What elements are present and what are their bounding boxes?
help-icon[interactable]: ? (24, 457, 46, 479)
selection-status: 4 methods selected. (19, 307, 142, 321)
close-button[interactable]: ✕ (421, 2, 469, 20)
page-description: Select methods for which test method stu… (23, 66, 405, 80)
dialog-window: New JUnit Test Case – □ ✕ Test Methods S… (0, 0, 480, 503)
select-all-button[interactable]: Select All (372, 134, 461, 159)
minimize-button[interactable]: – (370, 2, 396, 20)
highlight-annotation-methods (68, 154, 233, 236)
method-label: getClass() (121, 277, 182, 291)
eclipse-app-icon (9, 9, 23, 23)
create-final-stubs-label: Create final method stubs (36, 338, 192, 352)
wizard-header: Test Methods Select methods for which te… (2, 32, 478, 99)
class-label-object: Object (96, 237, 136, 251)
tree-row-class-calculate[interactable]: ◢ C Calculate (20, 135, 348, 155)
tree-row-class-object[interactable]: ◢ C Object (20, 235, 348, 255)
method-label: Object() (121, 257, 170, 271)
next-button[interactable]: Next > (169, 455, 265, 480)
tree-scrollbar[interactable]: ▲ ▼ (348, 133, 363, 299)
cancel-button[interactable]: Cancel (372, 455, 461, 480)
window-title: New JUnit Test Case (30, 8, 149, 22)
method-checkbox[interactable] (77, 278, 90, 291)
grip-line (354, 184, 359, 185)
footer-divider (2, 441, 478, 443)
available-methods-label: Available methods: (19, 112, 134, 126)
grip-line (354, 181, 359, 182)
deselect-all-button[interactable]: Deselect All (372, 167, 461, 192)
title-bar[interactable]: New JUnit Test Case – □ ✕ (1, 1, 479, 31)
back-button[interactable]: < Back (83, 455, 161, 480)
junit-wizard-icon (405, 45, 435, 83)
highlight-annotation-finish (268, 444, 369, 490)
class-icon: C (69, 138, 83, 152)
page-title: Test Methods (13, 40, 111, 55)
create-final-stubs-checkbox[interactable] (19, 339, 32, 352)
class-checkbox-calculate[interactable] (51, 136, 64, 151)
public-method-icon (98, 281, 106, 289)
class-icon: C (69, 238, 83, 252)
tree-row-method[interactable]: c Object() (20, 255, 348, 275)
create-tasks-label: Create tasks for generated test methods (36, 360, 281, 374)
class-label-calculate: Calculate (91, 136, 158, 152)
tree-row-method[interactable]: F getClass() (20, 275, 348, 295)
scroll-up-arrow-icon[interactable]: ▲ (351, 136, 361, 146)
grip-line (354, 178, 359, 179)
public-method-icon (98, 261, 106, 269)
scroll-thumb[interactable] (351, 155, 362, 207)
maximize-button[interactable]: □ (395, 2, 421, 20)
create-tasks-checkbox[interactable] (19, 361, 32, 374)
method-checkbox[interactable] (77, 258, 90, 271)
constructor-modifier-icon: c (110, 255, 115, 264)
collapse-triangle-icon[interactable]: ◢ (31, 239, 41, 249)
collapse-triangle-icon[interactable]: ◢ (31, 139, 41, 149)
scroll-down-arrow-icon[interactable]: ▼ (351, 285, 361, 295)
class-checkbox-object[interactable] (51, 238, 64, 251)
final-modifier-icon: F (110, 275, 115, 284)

Exercise details: Copy every line of the material above word for word, in the same order.

Exercise output:
What elements are present and what are their bounding boxes?
help-icon[interactable]: ? (24, 457, 46, 479)
selection-status: 4 methods selected. (19, 307, 142, 321)
close-button[interactable]: ✕ (421, 2, 469, 20)
page-description: Select methods for which test method stu… (23, 66, 405, 80)
dialog-window: New JUnit Test Case – □ ✕ Test Methods S… (0, 0, 480, 503)
select-all-button[interactable]: Select All (372, 134, 461, 159)
minimize-button[interactable]: – (370, 2, 396, 20)
highlight-annotation-methods (68, 154, 233, 236)
method-label: getClass() (121, 277, 182, 291)
eclipse-app-icon (9, 9, 23, 23)
create-final-stubs-label: Create final method stubs (36, 338, 192, 352)
wizard-header: Test Methods Select methods for which te… (2, 32, 478, 99)
class-label-object: Object (96, 237, 136, 251)
tree-row-class-calculate[interactable]: ◢ C Calculate (20, 135, 348, 155)
tree-row-class-object[interactable]: ◢ C Object (20, 235, 348, 255)
method-label: Object() (121, 257, 170, 271)
next-button[interactable]: Next > (169, 455, 265, 480)
tree-scrollbar[interactable]: ▲ ▼ (348, 133, 363, 299)
cancel-button[interactable]: Cancel (372, 455, 461, 480)
window-title: New JUnit Test Case (30, 8, 149, 22)
method-checkbox[interactable] (77, 278, 90, 291)
grip-line (354, 184, 359, 185)
footer-divider (2, 441, 478, 443)
available-methods-label: Available methods: (19, 112, 134, 126)
grip-line (354, 181, 359, 182)
deselect-all-button[interactable]: Deselect All (372, 167, 461, 192)
title-bar[interactable]: New JUnit Test Case – □ ✕ (1, 1, 479, 31)
back-button[interactable]: < Back (83, 455, 161, 480)
junit-wizard-icon (405, 45, 435, 83)
highlight-annotation-finish (268, 444, 369, 490)
class-icon: C (69, 138, 83, 152)
page-title: Test Methods (13, 40, 111, 55)
create-final-stubs-checkbox[interactable] (19, 339, 32, 352)
class-checkbox-calculate[interactable] (51, 136, 64, 151)
public-method-icon (98, 281, 106, 289)
class-icon: C (69, 238, 83, 252)
tree-row-method[interactable]: c Object() (20, 255, 348, 275)
create-tasks-label: Create tasks for generated test methods (36, 360, 281, 374)
class-label-calculate: Calculate (91, 136, 158, 152)
tree-row-method[interactable]: F getClass() (20, 275, 348, 295)
scroll-up-arrow-icon[interactable]: ▲ (351, 136, 361, 146)
grip-line (354, 178, 359, 179)
public-method-icon (98, 261, 106, 269)
scroll-thumb[interactable] (351, 155, 362, 207)
maximize-button[interactable]: □ (395, 2, 421, 20)
create-tasks-checkbox[interactable] (19, 361, 32, 374)
method-checkbox[interactable] (77, 258, 90, 271)
constructor-modifier-icon: c (110, 255, 115, 264)
collapse-triangle-icon[interactable]: ◢ (31, 239, 41, 249)
collapse-triangle-icon[interactable]: ◢ (31, 139, 41, 149)
scroll-down-arrow-icon[interactable]: ▼ (351, 285, 361, 295)
class-checkbox-object[interactable] (51, 238, 64, 251)
final-modifier-icon: F (110, 275, 115, 284)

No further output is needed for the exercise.